■ RECORDS SHOWN
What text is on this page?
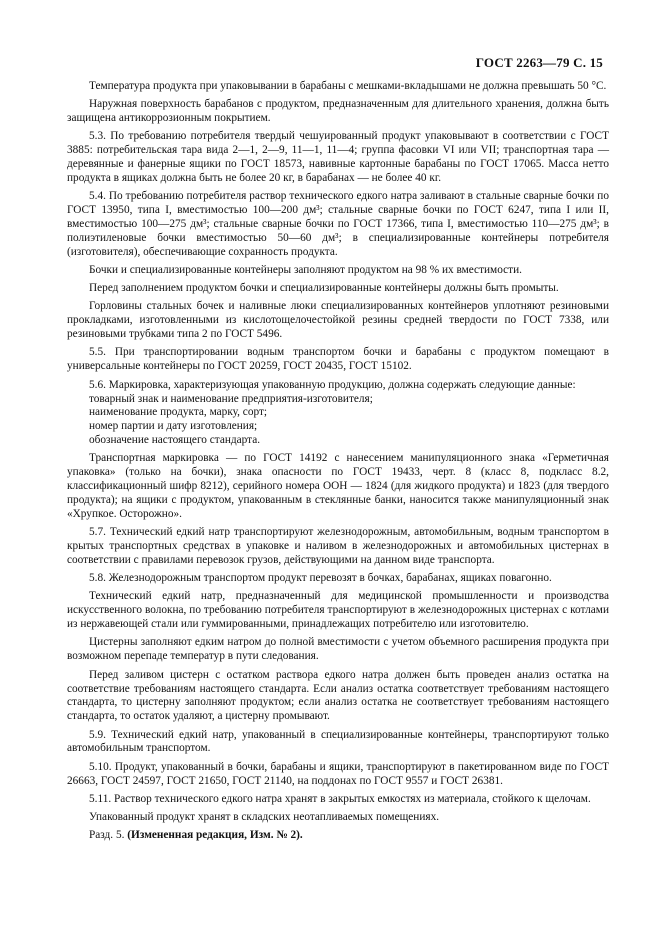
ГОСТ 2263—79 С. 15

Температура продукта при упаковывании в барабаны с мешками-вкладышами не должна превышать 50 °С.

Наружная поверхность барабанов с продуктом, предназначенным для длительного хранения, должна быть защищена антикоррозионным покрытием.

5.3. По требованию потребителя твердый чешуированный продукт упаковывают в соответствии с ГОСТ 3885: потребительская тара вида 2—1, 2—9, 11—1, 11—4; группа фасовки VI или VII; транспортная тара — деревянные и фанерные ящики по ГОСТ 18573, навивные картонные барабаны по ГОСТ 17065. Масса нетто продукта в ящиках должна быть не более 20 кг, в барабанах — не более 40 кг.

5.4. По требованию потребителя раствор технического едкого натра заливают в стальные сварные бочки по ГОСТ 13950, типа I, вместимостью 100—200 дм³; стальные сварные бочки по ГОСТ 6247, типа I или II, вместимостью 100—275 дм³; стальные сварные бочки по ГОСТ 17366, типа I, вместимостью 110—275 дм³; в полиэтиленовые бочки вместимостью 50—60 дм³; в специализированные контейнеры потребителя (изготовителя), обеспечивающие сохранность продукта.

Бочки и специализированные контейнеры заполняют продуктом на 98 % их вместимости.

Перед заполнением продуктом бочки и специализированные контейнеры должны быть промыты.

Горловины стальных бочек и наливные люки специализированных контейнеров уплотняют резиновыми прокладками, изготовленными из кислотощелочестойкой резины средней твердости по ГОСТ 7338, или резиновыми трубками типа 2 по ГОСТ 5496.

5.5. При транспортировании водным транспортом бочки и барабаны с продуктом помещают в универсальные контейнеры по ГОСТ 20259, ГОСТ 20435, ГОСТ 15102.

5.6. Маркировка, характеризующая упакованную продукцию, должна содержать следующие данные:

товарный знак и наименование предприятия-изготовителя;

наименование продукта, марку, сорт;

номер партии и дату изготовления;

обозначение настоящего стандарта.

Транспортная маркировка — по ГОСТ 14192 с нанесением манипуляционного знака «Герметичная упаковка» (только на бочки), знака опасности по ГОСТ 19433, черт. 8 (класс 8, подкласс 8.2, классификационный шифр 8212), серийного номера ООН — 1824 (для жидкого продукта) и 1823 (для твердого продукта); на ящики с продуктом, упакованным в стеклянные банки, наносится также манипуляционный знак «Хрупкое. Осторожно».

5.7. Технический едкий натр транспортируют железнодорожным, автомобильным, водным транспортом в крытых транспортных средствах в упаковке и наливом в железнодорожных и автомобильных цистернах в соответствии с правилами перевозок грузов, действующими на данном виде транспорта.

5.8. Железнодорожным транспортом продукт перевозят в бочках, барабанах, ящиках повагонно.

Технический едкий натр, предназначенный для медицинской промышленности и производства искусственного волокна, по требованию потребителя транспортируют в железнодорожных цистернах с котлами из нержавеющей стали или гуммированными, принадлежащих потребителю или изготовителю.

Цистерны заполняют едким натром до полной вместимости с учетом объемного расширения продукта при возможном перепаде температур в пути следования.

Перед заливом цистерн с остатком раствора едкого натра должен быть проведен анализ остатка на соответствие требованиям настоящего стандарта. Если анализ остатка соответствует требованиям настоящего стандарта, то цистерну заполняют продуктом; если анализ остатка не соответствует требованиям настоящего стандарта, то остаток удаляют, а цистерну промывают.

5.9. Технический едкий натр, упакованный в специализированные контейнеры, транспортируют только автомобильным транспортом.

5.10. Продукт, упакованный в бочки, барабаны и ящики, транспортируют в пакетированном виде по ГОСТ 26663, ГОСТ 24597, ГОСТ 21650, ГОСТ 21140, на поддонах по ГОСТ 9557 и ГОСТ 26381.

5.11. Раствор технического едкого натра хранят в закрытых емкостях из материала, стойкого к щелочам.

Упакованный продукт хранят в складских неотапливаемых помещениях.

Разд. 5. (Измененная редакция, Изм. № 2).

■ BRIEF
Repeat the records above verbatim, with no pictures in the result.

■ EXERCISE SOLUTION
What text is on this page?
ГОСТ 2263—79 С. 15

Температура продукта при упаковывании в барабаны с мешками-вкладышами не должна превышать 50 °С.

Наружная поверхность барабанов с продуктом, предназначенным для длительного хранения, должна быть защищена антикоррозионным покрытием.

5.3. По требованию потребителя твердый чешуированный продукт упаковывают в соответствии с ГОСТ 3885: потребительская тара вида 2—1, 2—9, 11—1, 11—4; группа фасовки VI или VII; транспортная тара — деревянные и фанерные ящики по ГОСТ 18573, навивные картонные барабаны по ГОСТ 17065. Масса нетто продукта в ящиках должна быть не более 20 кг, в барабанах — не более 40 кг.

5.4. По требованию потребителя раствор технического едкого натра заливают в стальные сварные бочки по ГОСТ 13950, типа I, вместимостью 100—200 дм³; стальные сварные бочки по ГОСТ 6247, типа I или II, вместимостью 100—275 дм³; стальные сварные бочки по ГОСТ 17366, типа I, вместимостью 110—275 дм³; в полиэтиленовые бочки вместимостью 50—60 дм³; в специализированные контейнеры потребителя (изготовителя), обеспечивающие сохранность продукта.

Бочки и специализированные контейнеры заполняют продуктом на 98 % их вместимости.

Перед заполнением продуктом бочки и специализированные контейнеры должны быть промыты.

Горловины стальных бочек и наливные люки специализированных контейнеров уплотняют резиновыми прокладками, изготовленными из кислотощелочестойкой резины средней твердости по ГОСТ 7338, или резиновыми трубками типа 2 по ГОСТ 5496.

5.5. При транспортировании водным транспортом бочки и барабаны с продуктом помещают в универсальные контейнеры по ГОСТ 20259, ГОСТ 20435, ГОСТ 15102.

5.6. Маркировка, характеризующая упакованную продукцию, должна содержать следующие данные:

товарный знак и наименование предприятия-изготовителя;

наименование продукта, марку, сорт;

номер партии и дату изготовления;

обозначение настоящего стандарта.

Транспортная маркировка — по ГОСТ 14192 с нанесением манипуляционного знака «Герметичная упаковка» (только на бочки), знака опасности по ГОСТ 19433, черт. 8 (класс 8, подкласс 8.2, классификационный шифр 8212), серийного номера ООН — 1824 (для жидкого продукта) и 1823 (для твердого продукта); на ящики с продуктом, упакованным в стеклянные банки, наносится также манипуляционный знак «Хрупкое. Осторожно».

5.7. Технический едкий натр транспортируют железнодорожным, автомобильным, водным транспортом в крытых транспортных средствах в упаковке и наливом в железнодорожных и автомобильных цистернах в соответствии с правилами перевозок грузов, действующими на данном виде транспорта.

5.8. Железнодорожным транспортом продукт перевозят в бочках, барабанах, ящиках повагонно.

Технический едкий натр, предназначенный для медицинской промышленности и производства искусственного волокна, по требованию потребителя транспортируют в железнодорожных цистернах с котлами из нержавеющей стали или гуммированными, принадлежащих потребителю или изготовителю.

Цистерны заполняют едким натром до полной вместимости с учетом объемного расширения продукта при возможном перепаде температур в пути следования.

Перед заливом цистерн с остатком раствора едкого натра должен быть проведен анализ остатка на соответствие требованиям настоящего стандарта. Если анализ остатка соответствует требованиям настоящего стандарта, то цистерну заполняют продуктом; если анализ остатка не соответствует требованиям настоящего стандарта, то остаток удаляют, а цистерну промывают.

5.9. Технический едкий натр, упакованный в специализированные контейнеры, транспортируют только автомобильным транспортом.

5.10. Продукт, упакованный в бочки, барабаны и ящики, транспортируют в пакетированном виде по ГОСТ 26663, ГОСТ 24597, ГОСТ 21650, ГОСТ 21140, на поддонах по ГОСТ 9557 и ГОСТ 26381.

5.11. Раствор технического едкого натра хранят в закрытых емкостях из материала, стойкого к щелочам.

Упакованный продукт хранят в складских неотапливаемых помещениях.

Разд. 5. (Измененная редакция, Изм. № 2).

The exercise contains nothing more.